Directive: Beneath this task is a listing; retype all of it exactly.

Record set:
:::

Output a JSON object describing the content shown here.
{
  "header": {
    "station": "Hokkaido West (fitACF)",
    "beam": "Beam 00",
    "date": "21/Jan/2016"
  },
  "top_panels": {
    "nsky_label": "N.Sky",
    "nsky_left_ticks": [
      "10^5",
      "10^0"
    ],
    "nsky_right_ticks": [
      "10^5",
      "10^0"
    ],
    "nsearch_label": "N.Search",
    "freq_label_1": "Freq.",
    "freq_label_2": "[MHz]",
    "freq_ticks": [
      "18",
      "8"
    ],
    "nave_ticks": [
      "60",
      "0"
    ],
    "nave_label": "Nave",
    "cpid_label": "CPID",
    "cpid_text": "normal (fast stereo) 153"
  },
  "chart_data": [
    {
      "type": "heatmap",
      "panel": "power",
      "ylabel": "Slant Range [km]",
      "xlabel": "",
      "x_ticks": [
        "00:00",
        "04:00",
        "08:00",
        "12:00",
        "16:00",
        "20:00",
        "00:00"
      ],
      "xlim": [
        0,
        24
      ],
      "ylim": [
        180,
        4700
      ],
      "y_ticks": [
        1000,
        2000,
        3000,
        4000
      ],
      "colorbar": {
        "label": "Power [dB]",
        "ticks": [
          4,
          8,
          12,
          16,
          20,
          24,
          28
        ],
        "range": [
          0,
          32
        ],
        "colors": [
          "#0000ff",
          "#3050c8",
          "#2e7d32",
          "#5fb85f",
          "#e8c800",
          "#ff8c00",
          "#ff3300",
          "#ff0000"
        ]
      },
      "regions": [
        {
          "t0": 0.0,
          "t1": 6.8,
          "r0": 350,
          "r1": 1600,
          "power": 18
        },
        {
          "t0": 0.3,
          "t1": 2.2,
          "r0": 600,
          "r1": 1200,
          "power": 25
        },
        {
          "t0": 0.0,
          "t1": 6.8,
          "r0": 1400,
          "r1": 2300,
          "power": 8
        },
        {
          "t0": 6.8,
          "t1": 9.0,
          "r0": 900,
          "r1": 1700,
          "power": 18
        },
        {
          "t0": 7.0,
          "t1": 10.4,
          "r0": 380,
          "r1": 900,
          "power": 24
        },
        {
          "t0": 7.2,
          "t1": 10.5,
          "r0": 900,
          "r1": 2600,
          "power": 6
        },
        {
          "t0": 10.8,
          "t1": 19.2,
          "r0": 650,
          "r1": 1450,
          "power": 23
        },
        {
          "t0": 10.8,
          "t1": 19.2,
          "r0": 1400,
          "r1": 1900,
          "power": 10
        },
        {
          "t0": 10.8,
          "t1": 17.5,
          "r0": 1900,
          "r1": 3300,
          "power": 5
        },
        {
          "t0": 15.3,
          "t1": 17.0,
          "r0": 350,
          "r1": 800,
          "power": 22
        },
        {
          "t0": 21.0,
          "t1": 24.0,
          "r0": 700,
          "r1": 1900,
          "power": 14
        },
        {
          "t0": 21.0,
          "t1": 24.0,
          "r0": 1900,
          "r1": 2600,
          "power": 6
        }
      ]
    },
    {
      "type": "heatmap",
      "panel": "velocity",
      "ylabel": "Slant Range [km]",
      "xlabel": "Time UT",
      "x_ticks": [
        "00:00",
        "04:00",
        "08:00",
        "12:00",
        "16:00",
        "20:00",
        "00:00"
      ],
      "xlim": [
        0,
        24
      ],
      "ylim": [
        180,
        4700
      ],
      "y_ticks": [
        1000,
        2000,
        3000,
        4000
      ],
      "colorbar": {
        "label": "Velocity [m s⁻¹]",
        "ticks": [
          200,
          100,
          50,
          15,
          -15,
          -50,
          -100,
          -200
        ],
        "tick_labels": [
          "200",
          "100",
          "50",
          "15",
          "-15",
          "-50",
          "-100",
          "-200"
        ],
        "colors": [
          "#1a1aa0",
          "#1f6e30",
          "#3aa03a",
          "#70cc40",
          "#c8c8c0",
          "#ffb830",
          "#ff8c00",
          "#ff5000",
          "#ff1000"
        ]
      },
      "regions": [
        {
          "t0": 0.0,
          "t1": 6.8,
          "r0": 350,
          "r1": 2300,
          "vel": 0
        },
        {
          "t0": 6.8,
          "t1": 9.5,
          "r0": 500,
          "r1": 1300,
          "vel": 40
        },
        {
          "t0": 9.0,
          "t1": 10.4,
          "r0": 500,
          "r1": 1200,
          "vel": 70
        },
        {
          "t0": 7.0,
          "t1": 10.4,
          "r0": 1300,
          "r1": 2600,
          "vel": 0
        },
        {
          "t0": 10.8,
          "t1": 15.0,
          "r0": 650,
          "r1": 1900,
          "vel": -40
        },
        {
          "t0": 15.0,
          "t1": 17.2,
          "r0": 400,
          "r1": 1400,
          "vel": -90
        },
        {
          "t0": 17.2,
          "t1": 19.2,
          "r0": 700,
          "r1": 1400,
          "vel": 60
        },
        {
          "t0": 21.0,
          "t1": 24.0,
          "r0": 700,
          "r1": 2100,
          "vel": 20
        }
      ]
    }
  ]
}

:::

Answer to this exercise:
Output a JSON object describing the content shown here.
{
  "header": {
    "station": "Hokkaido West (fitACF)",
    "beam": "Beam 00",
    "date": "21/Jan/2016"
  },
  "top_panels": {
    "nsky_label": "N.Sky",
    "nsky_left_ticks": [
      "10^5",
      "10^0"
    ],
    "nsky_right_ticks": [
      "10^5",
      "10^0"
    ],
    "nsearch_label": "N.Search",
    "freq_label_1": "Freq.",
    "freq_label_2": "[MHz]",
    "freq_ticks": [
      "18",
      "8"
    ],
    "nave_ticks": [
      "60",
      "0"
    ],
    "nave_label": "Nave",
    "cpid_label": "CPID",
    "cpid_text": "normal (fast stereo) 153"
  },
  "chart_data": [
    {
      "type": "heatmap",
      "panel": "power",
      "ylabel": "Slant Range [km]",
      "xlabel": "",
      "x_ticks": [
        "00:00",
        "04:00",
        "08:00",
        "12:00",
        "16:00",
        "20:00",
        "00:00"
      ],
      "xlim": [
        0,
        24
      ],
      "ylim": [
        180,
        4700
      ],
      "y_ticks": [
        1000,
        2000,
        3000,
        4000
      ],
      "colorbar": {
        "label": "Power [dB]",
        "ticks": [
          4,
          8,
          12,
          16,
          20,
          24,
          28
        ],
        "range": [
          0,
          32
        ],
        "colors": [
          "#0000ff",
          "#3050c8",
          "#2e7d32",
          "#5fb85f",
          "#e8c800",
          "#ff8c00",
          "#ff3300",
          "#ff0000"
        ]
      },
      "regions": [
        {
          "t0": 0.0,
          "t1": 6.8,
          "r0": 350,
          "r1": 1600,
          "power": 18
        },
        {
          "t0": 0.3,
          "t1": 2.2,
          "r0": 600,
          "r1": 1200,
          "power": 25
        },
        {
          "t0": 0.0,
          "t1": 6.8,
          "r0": 1400,
          "r1": 2300,
          "power": 8
        },
        {
          "t0": 6.8,
          "t1": 9.0,
          "r0": 900,
          "r1": 1700,
          "power": 18
        },
        {
          "t0": 7.0,
          "t1": 10.4,
          "r0": 380,
          "r1": 900,
          "power": 24
        },
        {
          "t0": 7.2,
          "t1": 10.5,
          "r0": 900,
          "r1": 2600,
          "power": 6
        },
        {
          "t0": 10.8,
          "t1": 19.2,
          "r0": 650,
          "r1": 1450,
          "power": 23
        },
        {
          "t0": 10.8,
          "t1": 19.2,
          "r0": 1400,
          "r1": 1900,
          "power": 10
        },
        {
          "t0": 10.8,
          "t1": 17.5,
          "r0": 1900,
          "r1": 3300,
          "power": 5
        },
        {
          "t0": 15.3,
          "t1": 17.0,
          "r0": 350,
          "r1": 800,
          "power": 22
        },
        {
          "t0": 21.0,
          "t1": 24.0,
          "r0": 700,
          "r1": 1900,
          "power": 14
        },
        {
          "t0": 21.0,
          "t1": 24.0,
          "r0": 1900,
          "r1": 2600,
          "power": 6
        }
      ]
    },
    {
      "type": "heatmap",
      "panel": "velocity",
      "ylabel": "Slant Range [km]",
      "xlabel": "Time UT",
      "x_ticks": [
        "00:00",
        "04:00",
        "08:00",
        "12:00",
        "16:00",
        "20:00",
        "00:00"
      ],
      "xlim": [
        0,
        24
      ],
      "ylim": [
        180,
        4700
      ],
      "y_ticks": [
        1000,
        2000,
        3000,
        4000
      ],
      "colorbar": {
        "label": "Velocity [m s⁻¹]",
        "ticks": [
          200,
          100,
          50,
          15,
          -15,
          -50,
          -100,
          -200
        ],
        "tick_labels": [
          "200",
          "100",
          "50",
          "15",
          "-15",
          "-50",
          "-100",
          "-200"
        ],
        "colors": [
          "#1a1aa0",
          "#1f6e30",
          "#3aa03a",
          "#70cc40",
          "#c8c8c0",
          "#ffb830",
          "#ff8c00",
          "#ff5000",
          "#ff1000"
        ]
      },
      "regions": [
        {
          "t0": 0.0,
          "t1": 6.8,
          "r0": 350,
          "r1": 2300,
          "vel": 0
        },
        {
          "t0": 6.8,
          "t1": 9.5,
          "r0": 500,
          "r1": 1300,
          "vel": 40
        },
        {
          "t0": 9.0,
          "t1": 10.4,
          "r0": 500,
          "r1": 1200,
          "vel": 70
        },
        {
          "t0": 7.0,
          "t1": 10.4,
          "r0": 1300,
          "r1": 2600,
          "vel": 0
        },
        {
          "t0": 10.8,
          "t1": 15.0,
          "r0": 650,
          "r1": 1900,
          "vel": -40
        },
        {
          "t0": 15.0,
          "t1": 17.2,
          "r0": 400,
          "r1": 1400,
          "vel": -90
        },
        {
          "t0": 17.2,
          "t1": 19.2,
          "r0": 700,
          "r1": 1400,
          "vel": 60
        },
        {
          "t0": 21.0,
          "t1": 24.0,
          "r0": 700,
          "r1": 2100,
          "vel": 20
        }
      ]
    }
  ]
}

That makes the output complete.